(Brano del testo)
---*---

I.2.1. “The Family Dilemma”: sicurezza o libertà?

Nei drammi che abbiamo brevemente esaminato la famiglia - con la casa che ne è un’appendice[1] - emerge, da un lato, come il luogo depositario dei sogni di armonia, complicità e reciproca protezione nutriti dai personaggi; dall’altro, lacerato com’è da feroci tensioni e gravato di aspettative irragionevoli, il nucleo famigliare si rivela spesso d’impedimento alle esigenze individuali di serenità ed emancipazione, e non fa che alimentare   nei   suoi  membri  ardenti  desideri  di  fuga.    “Gli  scenari che questa drammaturgia [...] ci evoca” - è stato notato  da Mario Maffi - esprimono “un bisogno acuto di radici che coesiste con una cronica volontà di sfuggire a qualunque radicamento”[2].  Così, se è  vero, come ha affermato un critico, che:

most of the values that operate in our society are still drawn from the bourgeois ideal of domestic harmony, necessary for the smooth functioning of the [social] machine[3],

resta il fatto che “there are subconscious desires fundamentally in conflict with the harmonious ideal”[4], desideri che - proprio perché inconsci e/o a lungo repressi - quando finalmente si manifestano sono causa di profondi turbamenti.

---*---

(Elenco fornito)
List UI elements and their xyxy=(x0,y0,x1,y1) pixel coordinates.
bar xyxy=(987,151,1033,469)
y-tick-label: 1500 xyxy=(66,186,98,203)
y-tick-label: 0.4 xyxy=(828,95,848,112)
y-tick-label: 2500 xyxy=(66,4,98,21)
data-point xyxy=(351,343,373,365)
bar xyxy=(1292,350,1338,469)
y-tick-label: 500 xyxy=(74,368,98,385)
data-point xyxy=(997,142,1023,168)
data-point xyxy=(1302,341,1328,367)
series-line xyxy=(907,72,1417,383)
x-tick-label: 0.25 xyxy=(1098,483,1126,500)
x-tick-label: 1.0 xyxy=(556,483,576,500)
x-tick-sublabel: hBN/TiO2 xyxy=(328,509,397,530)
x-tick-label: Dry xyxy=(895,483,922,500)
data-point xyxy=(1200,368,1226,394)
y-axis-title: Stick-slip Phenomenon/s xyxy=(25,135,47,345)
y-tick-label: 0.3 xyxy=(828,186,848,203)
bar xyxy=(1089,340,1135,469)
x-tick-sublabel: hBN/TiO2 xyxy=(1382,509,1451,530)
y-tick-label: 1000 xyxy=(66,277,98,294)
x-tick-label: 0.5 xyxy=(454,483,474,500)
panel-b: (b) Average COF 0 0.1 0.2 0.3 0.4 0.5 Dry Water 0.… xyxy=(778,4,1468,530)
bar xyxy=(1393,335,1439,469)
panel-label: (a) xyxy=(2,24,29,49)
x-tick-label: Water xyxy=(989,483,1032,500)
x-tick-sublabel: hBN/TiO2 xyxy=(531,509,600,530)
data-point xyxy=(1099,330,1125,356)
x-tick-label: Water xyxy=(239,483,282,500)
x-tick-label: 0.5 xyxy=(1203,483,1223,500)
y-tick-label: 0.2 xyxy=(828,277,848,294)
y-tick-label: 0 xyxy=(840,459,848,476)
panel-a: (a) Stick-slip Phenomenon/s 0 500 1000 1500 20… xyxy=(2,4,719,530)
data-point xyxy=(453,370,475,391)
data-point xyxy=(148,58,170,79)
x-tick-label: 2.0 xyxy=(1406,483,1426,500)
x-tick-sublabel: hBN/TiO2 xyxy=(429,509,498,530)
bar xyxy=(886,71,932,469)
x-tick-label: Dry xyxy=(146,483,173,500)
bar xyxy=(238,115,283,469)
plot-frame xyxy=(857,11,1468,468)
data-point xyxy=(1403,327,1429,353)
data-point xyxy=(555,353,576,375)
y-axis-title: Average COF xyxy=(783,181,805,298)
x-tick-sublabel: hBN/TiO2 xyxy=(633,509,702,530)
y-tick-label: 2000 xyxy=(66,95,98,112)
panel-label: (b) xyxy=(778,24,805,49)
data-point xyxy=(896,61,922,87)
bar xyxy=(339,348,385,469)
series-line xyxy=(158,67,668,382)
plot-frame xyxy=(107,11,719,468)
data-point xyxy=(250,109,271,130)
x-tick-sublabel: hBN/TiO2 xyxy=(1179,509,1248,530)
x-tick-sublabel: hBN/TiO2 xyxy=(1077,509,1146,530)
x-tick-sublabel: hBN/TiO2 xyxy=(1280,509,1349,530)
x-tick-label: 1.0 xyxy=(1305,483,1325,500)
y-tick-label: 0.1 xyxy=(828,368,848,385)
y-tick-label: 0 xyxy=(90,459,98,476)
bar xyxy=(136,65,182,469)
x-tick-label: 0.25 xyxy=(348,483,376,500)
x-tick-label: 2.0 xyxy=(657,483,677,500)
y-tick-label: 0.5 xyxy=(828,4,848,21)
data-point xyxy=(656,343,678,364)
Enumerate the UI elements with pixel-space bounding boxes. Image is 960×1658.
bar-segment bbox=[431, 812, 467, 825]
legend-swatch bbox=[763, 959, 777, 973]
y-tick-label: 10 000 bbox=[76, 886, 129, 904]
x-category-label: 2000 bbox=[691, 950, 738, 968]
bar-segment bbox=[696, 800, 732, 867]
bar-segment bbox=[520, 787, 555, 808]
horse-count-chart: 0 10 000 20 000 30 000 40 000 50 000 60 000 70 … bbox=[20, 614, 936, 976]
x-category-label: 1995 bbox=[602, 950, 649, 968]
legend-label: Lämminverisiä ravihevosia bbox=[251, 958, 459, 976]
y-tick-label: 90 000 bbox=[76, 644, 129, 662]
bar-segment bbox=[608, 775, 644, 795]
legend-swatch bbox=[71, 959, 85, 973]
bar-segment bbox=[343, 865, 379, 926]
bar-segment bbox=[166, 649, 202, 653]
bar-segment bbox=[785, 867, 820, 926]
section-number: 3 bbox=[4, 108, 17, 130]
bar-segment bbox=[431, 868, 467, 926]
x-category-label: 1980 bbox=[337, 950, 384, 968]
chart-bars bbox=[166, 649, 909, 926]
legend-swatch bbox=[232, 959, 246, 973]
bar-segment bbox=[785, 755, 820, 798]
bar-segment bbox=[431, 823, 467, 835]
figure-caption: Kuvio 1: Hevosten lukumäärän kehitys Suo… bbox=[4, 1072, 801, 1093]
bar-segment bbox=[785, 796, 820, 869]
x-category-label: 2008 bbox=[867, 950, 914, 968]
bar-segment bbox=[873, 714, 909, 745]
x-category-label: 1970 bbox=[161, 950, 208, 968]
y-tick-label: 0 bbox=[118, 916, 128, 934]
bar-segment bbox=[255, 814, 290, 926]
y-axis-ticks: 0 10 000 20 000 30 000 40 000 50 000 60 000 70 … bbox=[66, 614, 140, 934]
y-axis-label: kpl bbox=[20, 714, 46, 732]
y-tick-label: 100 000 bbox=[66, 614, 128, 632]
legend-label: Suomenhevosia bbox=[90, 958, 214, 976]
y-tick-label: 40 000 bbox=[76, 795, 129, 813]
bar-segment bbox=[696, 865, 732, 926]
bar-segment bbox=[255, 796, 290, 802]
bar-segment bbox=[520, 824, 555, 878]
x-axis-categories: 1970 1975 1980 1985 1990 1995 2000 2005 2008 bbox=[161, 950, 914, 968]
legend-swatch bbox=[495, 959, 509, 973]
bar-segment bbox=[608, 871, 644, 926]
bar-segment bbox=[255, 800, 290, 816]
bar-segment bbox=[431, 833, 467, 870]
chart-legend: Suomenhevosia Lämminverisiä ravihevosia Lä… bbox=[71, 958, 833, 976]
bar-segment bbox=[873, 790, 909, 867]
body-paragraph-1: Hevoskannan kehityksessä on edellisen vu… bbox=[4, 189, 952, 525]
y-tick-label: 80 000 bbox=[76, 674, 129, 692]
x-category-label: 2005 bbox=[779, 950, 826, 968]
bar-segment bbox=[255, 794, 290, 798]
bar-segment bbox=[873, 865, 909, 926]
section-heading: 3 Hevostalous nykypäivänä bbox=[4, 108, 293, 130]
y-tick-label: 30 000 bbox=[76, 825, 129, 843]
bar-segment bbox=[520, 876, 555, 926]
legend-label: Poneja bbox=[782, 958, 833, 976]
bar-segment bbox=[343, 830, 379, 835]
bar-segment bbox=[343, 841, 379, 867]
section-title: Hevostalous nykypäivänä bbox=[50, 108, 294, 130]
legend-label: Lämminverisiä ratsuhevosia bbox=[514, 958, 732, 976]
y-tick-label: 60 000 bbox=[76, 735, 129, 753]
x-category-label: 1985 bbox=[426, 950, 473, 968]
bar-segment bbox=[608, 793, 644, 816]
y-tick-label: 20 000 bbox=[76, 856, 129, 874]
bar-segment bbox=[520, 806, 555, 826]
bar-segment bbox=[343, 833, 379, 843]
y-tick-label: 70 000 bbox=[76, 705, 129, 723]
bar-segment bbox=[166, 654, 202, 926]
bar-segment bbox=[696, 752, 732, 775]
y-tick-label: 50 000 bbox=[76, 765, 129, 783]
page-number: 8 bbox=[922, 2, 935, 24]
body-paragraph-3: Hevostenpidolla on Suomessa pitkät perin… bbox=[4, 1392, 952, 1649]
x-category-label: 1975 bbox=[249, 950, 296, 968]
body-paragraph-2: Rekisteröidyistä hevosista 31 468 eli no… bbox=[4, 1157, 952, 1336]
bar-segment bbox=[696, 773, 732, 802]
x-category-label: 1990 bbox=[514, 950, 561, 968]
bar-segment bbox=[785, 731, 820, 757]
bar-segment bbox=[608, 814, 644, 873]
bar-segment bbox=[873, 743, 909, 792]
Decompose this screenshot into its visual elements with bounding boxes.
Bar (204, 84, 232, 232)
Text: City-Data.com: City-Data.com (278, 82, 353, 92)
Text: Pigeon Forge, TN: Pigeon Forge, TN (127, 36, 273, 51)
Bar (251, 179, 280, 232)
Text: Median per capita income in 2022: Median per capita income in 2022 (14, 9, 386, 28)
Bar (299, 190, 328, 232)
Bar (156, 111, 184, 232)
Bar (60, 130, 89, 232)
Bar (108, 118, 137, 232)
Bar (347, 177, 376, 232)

---*---

(Consegna) Riassuma in due frasi il brano sul dilemma della famiglia. L'elenco non ha alcun rapporto con il brano.

(Risposta scritta) Nei drammi esaminati la famiglia, con la casa che ne è un'appendice, appare come il luogo dei sogni di armonia, complicità e reciproca protezione, ma anche come un nucleo lacerato da feroci tensioni e gravato di aspettative irragionevoli, che ostacola serenità ed emancipazione e alimenta desideri di fuga. Il brano osserva che, sebbene molti valori della società derivino ancora dall'ideale borghese di armonia domestica, esistono desideri inconsci in conflitto con tale ideale, che quando si manifestano causano profondi turbamenti.